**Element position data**
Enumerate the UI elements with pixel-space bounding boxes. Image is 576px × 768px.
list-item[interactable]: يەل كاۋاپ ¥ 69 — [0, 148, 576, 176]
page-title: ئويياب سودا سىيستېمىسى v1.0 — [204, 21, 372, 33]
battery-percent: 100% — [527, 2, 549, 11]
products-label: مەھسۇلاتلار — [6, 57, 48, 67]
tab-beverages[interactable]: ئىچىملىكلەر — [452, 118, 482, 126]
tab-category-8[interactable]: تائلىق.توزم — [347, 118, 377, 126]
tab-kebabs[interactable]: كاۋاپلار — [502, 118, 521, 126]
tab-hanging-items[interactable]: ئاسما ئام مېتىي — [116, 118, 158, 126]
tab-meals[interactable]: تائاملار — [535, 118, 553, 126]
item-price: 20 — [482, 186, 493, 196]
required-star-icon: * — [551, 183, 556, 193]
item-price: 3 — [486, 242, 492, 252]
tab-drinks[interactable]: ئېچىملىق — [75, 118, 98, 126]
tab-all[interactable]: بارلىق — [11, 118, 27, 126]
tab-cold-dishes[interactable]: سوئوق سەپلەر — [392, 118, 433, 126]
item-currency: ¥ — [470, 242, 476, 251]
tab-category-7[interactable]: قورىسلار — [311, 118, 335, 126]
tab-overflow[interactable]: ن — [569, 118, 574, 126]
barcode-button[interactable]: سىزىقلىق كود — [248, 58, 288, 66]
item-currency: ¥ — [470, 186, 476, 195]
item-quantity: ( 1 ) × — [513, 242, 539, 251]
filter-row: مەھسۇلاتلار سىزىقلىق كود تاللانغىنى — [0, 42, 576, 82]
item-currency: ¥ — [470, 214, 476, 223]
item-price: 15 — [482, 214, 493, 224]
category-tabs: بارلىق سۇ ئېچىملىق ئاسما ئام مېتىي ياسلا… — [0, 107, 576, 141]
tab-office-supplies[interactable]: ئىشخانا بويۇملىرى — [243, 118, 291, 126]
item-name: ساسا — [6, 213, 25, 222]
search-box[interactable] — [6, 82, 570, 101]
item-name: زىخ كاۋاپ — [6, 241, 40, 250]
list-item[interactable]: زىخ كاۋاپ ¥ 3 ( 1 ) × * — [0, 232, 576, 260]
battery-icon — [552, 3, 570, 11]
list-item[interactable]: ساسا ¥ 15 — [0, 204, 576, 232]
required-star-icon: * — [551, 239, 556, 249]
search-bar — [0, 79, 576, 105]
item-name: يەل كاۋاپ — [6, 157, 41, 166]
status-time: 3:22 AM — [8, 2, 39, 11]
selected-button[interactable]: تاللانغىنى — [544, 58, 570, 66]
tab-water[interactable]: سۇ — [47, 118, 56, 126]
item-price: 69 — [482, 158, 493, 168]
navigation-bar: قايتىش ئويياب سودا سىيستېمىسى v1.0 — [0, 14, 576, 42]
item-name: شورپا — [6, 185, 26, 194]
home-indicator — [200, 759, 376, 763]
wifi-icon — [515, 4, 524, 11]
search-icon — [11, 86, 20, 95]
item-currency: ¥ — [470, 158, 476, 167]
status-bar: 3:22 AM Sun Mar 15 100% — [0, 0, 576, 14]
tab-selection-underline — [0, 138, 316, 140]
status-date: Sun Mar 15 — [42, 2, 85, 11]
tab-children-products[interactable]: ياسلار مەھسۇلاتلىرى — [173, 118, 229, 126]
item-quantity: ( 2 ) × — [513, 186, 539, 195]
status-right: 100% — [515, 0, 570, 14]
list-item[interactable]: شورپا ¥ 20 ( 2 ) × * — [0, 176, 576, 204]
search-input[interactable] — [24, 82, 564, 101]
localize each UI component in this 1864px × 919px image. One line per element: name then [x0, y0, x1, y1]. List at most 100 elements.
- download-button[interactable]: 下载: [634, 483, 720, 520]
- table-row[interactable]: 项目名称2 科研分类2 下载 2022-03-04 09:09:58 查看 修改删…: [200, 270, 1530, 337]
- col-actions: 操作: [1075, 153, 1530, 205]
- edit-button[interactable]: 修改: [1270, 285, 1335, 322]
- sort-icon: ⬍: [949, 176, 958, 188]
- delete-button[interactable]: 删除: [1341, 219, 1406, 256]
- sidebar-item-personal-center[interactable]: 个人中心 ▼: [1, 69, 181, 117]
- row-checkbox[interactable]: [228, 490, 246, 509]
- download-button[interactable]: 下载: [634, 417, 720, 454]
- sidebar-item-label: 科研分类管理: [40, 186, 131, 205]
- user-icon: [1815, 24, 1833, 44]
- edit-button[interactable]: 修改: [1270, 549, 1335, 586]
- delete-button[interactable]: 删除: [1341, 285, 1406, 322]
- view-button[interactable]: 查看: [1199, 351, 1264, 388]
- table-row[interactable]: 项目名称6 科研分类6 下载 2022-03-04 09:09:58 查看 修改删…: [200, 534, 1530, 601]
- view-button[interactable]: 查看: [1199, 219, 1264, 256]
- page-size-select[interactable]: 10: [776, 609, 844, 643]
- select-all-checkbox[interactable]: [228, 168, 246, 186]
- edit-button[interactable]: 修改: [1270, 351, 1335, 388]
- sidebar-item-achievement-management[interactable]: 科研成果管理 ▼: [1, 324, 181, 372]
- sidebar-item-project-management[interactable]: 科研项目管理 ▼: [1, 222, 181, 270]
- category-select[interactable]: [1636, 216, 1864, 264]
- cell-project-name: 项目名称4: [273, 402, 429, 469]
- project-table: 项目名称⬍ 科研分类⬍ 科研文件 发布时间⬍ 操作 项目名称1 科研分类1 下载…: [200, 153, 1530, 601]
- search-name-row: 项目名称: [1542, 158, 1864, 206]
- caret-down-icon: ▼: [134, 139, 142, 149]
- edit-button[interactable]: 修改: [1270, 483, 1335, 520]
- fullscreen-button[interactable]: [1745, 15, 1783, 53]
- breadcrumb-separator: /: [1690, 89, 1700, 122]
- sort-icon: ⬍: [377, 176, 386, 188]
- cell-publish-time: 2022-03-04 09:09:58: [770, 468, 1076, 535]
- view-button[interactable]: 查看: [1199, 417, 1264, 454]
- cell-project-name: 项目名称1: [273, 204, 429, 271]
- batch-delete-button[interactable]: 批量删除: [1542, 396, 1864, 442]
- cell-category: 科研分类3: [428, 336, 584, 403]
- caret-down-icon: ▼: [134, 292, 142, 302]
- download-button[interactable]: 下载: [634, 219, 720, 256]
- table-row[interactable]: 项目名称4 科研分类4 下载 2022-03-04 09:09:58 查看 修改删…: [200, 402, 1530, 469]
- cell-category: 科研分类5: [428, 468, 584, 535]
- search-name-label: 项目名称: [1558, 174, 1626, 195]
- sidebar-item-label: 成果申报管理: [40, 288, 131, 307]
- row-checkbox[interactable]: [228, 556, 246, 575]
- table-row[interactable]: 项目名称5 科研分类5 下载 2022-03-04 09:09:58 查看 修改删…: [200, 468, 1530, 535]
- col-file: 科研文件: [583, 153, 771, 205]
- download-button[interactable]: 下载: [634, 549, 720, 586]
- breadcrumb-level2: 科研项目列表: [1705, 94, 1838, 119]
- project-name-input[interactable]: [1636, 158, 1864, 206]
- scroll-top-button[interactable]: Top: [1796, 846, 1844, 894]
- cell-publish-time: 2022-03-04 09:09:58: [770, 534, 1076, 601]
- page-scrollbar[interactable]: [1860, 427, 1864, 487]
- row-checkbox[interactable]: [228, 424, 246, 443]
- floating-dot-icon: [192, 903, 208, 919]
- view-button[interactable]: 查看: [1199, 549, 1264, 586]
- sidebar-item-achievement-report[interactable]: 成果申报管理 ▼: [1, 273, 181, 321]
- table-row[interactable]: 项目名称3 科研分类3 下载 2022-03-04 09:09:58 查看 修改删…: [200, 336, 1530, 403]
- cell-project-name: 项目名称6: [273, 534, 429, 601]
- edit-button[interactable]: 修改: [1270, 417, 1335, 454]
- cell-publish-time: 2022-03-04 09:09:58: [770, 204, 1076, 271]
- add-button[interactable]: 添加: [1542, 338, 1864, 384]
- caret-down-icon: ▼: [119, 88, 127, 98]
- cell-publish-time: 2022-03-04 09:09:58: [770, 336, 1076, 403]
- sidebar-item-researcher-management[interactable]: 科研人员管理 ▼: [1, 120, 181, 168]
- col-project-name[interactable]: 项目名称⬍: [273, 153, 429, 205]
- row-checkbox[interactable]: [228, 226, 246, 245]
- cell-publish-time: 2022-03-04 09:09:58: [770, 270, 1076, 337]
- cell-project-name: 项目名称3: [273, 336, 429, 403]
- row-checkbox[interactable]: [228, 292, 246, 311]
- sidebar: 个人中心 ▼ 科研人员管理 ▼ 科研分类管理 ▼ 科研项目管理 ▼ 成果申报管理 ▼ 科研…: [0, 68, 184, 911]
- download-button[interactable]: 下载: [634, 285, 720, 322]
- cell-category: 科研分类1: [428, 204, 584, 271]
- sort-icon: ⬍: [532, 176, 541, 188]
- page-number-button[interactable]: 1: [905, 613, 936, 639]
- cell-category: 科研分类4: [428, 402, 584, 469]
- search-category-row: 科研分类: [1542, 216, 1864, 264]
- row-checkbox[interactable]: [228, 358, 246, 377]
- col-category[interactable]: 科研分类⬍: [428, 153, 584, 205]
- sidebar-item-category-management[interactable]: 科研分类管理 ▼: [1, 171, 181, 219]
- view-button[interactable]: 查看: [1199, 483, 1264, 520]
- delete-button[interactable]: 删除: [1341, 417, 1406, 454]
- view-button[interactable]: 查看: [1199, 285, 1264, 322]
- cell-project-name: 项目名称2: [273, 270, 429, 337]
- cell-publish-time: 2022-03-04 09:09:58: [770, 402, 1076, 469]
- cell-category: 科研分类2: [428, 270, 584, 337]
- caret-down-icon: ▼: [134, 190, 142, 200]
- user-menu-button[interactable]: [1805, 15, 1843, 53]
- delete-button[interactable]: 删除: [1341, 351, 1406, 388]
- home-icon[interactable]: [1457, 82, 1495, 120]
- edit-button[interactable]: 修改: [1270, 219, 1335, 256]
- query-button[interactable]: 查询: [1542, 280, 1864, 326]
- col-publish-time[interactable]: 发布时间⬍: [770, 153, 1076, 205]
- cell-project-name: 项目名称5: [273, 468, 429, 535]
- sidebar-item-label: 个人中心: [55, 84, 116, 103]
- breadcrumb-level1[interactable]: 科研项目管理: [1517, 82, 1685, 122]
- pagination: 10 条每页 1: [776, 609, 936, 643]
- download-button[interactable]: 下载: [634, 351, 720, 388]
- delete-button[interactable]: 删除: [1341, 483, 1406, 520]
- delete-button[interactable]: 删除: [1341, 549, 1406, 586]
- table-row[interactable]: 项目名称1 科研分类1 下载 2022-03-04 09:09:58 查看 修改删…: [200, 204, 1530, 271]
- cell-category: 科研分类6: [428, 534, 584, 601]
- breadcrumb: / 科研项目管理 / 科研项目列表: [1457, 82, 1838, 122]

**Directions**
Can you retype the data above, starting at its first line and ending at the line that contains "selected-button[interactable]: تاللانغىنى —", with both of those lines included?

**Output of the task**
Enumerate the UI elements with pixel-space bounding boxes. Image is 576px × 768px.
list-item[interactable]: يەل كاۋاپ ¥ 69 — [0, 148, 576, 176]
page-title: ئويياب سودا سىيستېمىسى v1.0 — [204, 21, 372, 33]
battery-percent: 100% — [527, 2, 549, 11]
products-label: مەھسۇلاتلار — [6, 57, 48, 67]
tab-beverages[interactable]: ئىچىملىكلەر — [452, 118, 482, 126]
tab-category-8[interactable]: تائلىق.توزم — [347, 118, 377, 126]
tab-kebabs[interactable]: كاۋاپلار — [502, 118, 521, 126]
tab-hanging-items[interactable]: ئاسما ئام مېتىي — [116, 118, 158, 126]
tab-meals[interactable]: تائاملار — [535, 118, 553, 126]
item-price: 20 — [482, 186, 493, 196]
required-star-icon: * — [551, 183, 556, 193]
item-price: 3 — [486, 242, 492, 252]
tab-drinks[interactable]: ئېچىملىق — [75, 118, 98, 126]
tab-all[interactable]: بارلىق — [11, 118, 27, 126]
tab-cold-dishes[interactable]: سوئوق سەپلەر — [392, 118, 433, 126]
item-currency: ¥ — [470, 242, 476, 251]
tab-category-7[interactable]: قورىسلار — [311, 118, 335, 126]
tab-overflow[interactable]: ن — [569, 118, 574, 126]
barcode-button[interactable]: سىزىقلىق كود — [248, 58, 288, 66]
item-currency: ¥ — [470, 186, 476, 195]
item-quantity: ( 1 ) × — [513, 242, 539, 251]
filter-row: مەھسۇلاتلار سىزىقلىق كود تاللانغىنى — [0, 42, 576, 82]
item-currency: ¥ — [470, 214, 476, 223]
item-price: 15 — [482, 214, 493, 224]
category-tabs: بارلىق سۇ ئېچىملىق ئاسما ئام مېتىي ياسلا… — [0, 107, 576, 141]
tab-office-supplies[interactable]: ئىشخانا بويۇملىرى — [243, 118, 291, 126]
item-name: ساسا — [6, 213, 25, 222]
search-box[interactable] — [6, 82, 570, 101]
item-name: زىخ كاۋاپ — [6, 241, 40, 250]
list-item[interactable]: زىخ كاۋاپ ¥ 3 ( 1 ) × * — [0, 232, 576, 260]
battery-icon — [552, 3, 570, 11]
list-item[interactable]: ساسا ¥ 15 — [0, 204, 576, 232]
required-star-icon: * — [551, 239, 556, 249]
search-bar — [0, 79, 576, 105]
item-name: يەل كاۋاپ — [6, 157, 41, 166]
status-time: 3:22 AM — [8, 2, 39, 11]
selected-button[interactable]: تاللانغىنى — [544, 58, 570, 66]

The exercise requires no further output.